= Lung allocation score =

The lung allocation score (LAS) was a numerical value used by the United Network for Organ Sharing (UNOS) to assign relative priority for distributing donated lungs for transplantation within the United States. The lung allocation score takes into account various measures of a patient's health in order to direct donated organs towards the patients who would best benefit from a lung transplant.

The LAS system replaced the older method within the United States of allocating donated lungs strictly on a first-come, first-served basis, according to blood type compatibility and distance from the donor hospital. The reason for this continuing analysis was the need to balance on one hand the desire to help those patients in direct need, versus the statistical likelihood of the patient to survive the procedure, as well as the post-operative risks of infection and transplant rejection.

The LAS was replaced by the Lung Continuous Allocation Score, lung CAS, on March 9, 2023.

== Lung allocation scoring method ==
The lung allocation score is calculated from a series of formulas that take into account the statistical probability of a patient's survival in the next year without a transplant, and the projected length of survival post-transplant. A raw allocation score, summarizing all of the above values, is calculated, and finally this score is normalized to obtain the actual LAS, which has a range from 0 to 100. Higher lung allocation scores indicate the patient is more likely to benefit from a lung transplant.

The post-transplant survival measure is one-year survival after transplantation of the lungs. Factors used to predict it include FVC, ventilator use, age, creatinine, NYHA class and diagnosis. It is used for calculation of transplant benefit by subtracting another variable called waitlist urgency measure from it. The final lung allocation score, which is meant to reflect the overall transplant benefit, incorporates this element as well.

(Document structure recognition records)
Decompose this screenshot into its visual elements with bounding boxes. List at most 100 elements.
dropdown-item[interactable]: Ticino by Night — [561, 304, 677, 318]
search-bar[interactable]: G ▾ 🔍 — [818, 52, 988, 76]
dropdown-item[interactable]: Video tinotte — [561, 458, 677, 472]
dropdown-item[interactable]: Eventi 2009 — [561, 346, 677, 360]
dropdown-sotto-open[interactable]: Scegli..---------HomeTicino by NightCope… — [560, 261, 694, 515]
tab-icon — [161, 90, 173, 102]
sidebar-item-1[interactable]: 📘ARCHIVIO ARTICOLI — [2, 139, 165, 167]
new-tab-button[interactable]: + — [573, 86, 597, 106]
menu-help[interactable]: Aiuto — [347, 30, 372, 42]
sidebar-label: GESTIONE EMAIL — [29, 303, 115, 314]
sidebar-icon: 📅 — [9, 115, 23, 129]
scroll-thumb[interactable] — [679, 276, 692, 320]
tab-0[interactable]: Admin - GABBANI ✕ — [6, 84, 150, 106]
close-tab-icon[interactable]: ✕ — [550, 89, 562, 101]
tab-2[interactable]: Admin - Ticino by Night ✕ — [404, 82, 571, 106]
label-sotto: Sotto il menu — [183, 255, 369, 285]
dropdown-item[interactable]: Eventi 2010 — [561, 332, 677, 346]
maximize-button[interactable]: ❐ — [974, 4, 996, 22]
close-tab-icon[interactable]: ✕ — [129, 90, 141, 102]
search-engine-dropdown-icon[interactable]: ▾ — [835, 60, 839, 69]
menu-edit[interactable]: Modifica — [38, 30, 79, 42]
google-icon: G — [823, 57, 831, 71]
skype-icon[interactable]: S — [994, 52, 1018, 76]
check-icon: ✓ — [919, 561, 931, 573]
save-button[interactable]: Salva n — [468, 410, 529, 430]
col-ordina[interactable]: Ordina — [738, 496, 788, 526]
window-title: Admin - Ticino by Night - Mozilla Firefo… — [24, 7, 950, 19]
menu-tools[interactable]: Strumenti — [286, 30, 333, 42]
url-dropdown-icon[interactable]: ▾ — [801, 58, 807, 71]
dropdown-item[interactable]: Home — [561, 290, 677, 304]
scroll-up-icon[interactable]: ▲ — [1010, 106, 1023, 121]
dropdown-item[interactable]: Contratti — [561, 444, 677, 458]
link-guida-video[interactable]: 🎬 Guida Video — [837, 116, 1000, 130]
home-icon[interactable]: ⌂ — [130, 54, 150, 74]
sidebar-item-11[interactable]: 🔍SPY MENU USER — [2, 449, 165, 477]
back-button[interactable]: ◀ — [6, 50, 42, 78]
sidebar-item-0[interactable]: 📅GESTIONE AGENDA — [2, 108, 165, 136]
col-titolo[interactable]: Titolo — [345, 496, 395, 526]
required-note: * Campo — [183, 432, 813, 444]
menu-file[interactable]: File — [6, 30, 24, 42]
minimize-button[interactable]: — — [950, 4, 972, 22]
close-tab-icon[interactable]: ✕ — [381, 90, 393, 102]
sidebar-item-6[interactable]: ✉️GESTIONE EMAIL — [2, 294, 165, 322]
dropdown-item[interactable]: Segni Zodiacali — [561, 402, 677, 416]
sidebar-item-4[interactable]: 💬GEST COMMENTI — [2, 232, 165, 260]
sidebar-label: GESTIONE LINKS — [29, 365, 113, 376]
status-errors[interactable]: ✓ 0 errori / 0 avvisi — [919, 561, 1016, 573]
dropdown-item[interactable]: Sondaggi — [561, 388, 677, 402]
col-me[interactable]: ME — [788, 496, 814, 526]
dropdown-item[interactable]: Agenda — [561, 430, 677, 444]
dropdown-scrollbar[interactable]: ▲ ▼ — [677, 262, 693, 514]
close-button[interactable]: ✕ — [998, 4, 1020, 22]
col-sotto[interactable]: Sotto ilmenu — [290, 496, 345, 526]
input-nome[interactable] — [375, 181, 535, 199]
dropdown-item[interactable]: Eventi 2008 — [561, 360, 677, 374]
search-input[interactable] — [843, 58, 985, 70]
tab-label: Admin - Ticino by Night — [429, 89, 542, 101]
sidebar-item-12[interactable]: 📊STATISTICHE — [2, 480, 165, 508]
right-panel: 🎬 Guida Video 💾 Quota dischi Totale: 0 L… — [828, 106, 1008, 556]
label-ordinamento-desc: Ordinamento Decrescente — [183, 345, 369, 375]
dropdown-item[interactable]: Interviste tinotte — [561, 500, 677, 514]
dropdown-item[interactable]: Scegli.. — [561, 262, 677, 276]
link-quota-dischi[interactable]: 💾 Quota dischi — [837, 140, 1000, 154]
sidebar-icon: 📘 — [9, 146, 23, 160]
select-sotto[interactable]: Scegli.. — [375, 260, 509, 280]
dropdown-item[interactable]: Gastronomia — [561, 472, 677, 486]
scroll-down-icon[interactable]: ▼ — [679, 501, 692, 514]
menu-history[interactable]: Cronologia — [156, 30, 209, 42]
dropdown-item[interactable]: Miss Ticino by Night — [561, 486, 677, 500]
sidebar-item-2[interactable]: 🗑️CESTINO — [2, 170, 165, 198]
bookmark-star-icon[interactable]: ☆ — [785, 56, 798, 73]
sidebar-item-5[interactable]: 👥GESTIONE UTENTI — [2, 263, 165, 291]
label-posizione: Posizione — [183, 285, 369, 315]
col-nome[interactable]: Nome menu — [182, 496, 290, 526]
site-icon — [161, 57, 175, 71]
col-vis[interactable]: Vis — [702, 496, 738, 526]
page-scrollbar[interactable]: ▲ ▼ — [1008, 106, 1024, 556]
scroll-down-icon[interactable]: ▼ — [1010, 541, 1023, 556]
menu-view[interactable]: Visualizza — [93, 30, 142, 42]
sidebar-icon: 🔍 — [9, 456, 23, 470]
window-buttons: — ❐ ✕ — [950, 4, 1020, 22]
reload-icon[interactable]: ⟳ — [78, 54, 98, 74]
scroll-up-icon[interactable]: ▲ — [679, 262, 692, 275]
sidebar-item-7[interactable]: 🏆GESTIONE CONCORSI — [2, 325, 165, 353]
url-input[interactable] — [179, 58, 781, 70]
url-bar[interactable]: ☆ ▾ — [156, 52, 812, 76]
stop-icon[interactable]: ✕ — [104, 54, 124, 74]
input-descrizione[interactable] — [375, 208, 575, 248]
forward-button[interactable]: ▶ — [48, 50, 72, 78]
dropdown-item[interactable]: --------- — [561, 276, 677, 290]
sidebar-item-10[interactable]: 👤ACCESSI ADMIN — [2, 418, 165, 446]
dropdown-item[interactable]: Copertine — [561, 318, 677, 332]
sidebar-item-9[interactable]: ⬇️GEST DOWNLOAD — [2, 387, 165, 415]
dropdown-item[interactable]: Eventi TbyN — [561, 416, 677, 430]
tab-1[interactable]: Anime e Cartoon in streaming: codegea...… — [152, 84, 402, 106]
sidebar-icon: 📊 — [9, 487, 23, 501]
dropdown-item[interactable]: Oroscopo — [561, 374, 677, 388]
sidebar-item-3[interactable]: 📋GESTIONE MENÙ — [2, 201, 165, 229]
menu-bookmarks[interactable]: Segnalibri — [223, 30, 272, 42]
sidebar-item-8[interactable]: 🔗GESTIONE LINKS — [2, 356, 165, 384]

▶ [Task directions]: Continue the text on the lung allocation score, starting after its final sentence.

▶ [Response below]:
=== Factors in calculating the LAS ===
There are many factors that are used to calculate the lung allocation score:
- diagnosis of the patient (e.g. emphysema, cystic fibrosis, Pulmonary Fibrosis, etc.);
- age of the patient;
- body mass index;
- presence or absence of diabetes mellitus;
- ability to function according to the NYHA scale;
- percentage of predicted forced vital capacity (FVC);
- systolic pressure of the pulmonary artery;
- mean pressure of the pulmonary artery (only required of sarcoidosis patients);
- pulmonary capillary wedge pressure (PCW pressure);
- flow rate of supplemental oxygen required at rest;
- distance walked in six minutes;
- need or lack of need for continuous mechanical ventilation;
- levels of creatinine in the blood.

UNOS requires that the various medical results must be current, i.e. obtained within the last six months, or the relevant factor is assigned a zero value. Exceptions can be made if a patient is deemed unable to complete a test due to his or her current condition. In such a case, the physician must obtain permission from the UNOS Lung Review Board to submit a reasonable estimate of how the patient would perform.

In certain instances, a physician may petition the UNOS Lung Review Board to modify a patient's assigned LAS if it is felt that a patient's particular circumstances are not adequately represented by the regular LAS calculation system.

== How the LAS score is used ==
The lung allocation score is an important part of the recipient selection process, but other factors are also considered. Patients who are under the age of 12 are still given priority based on how long they have been on the transplant waitlist. The length of time spent on the list is also the deciding factor when multiple patients have the same lung allocation score.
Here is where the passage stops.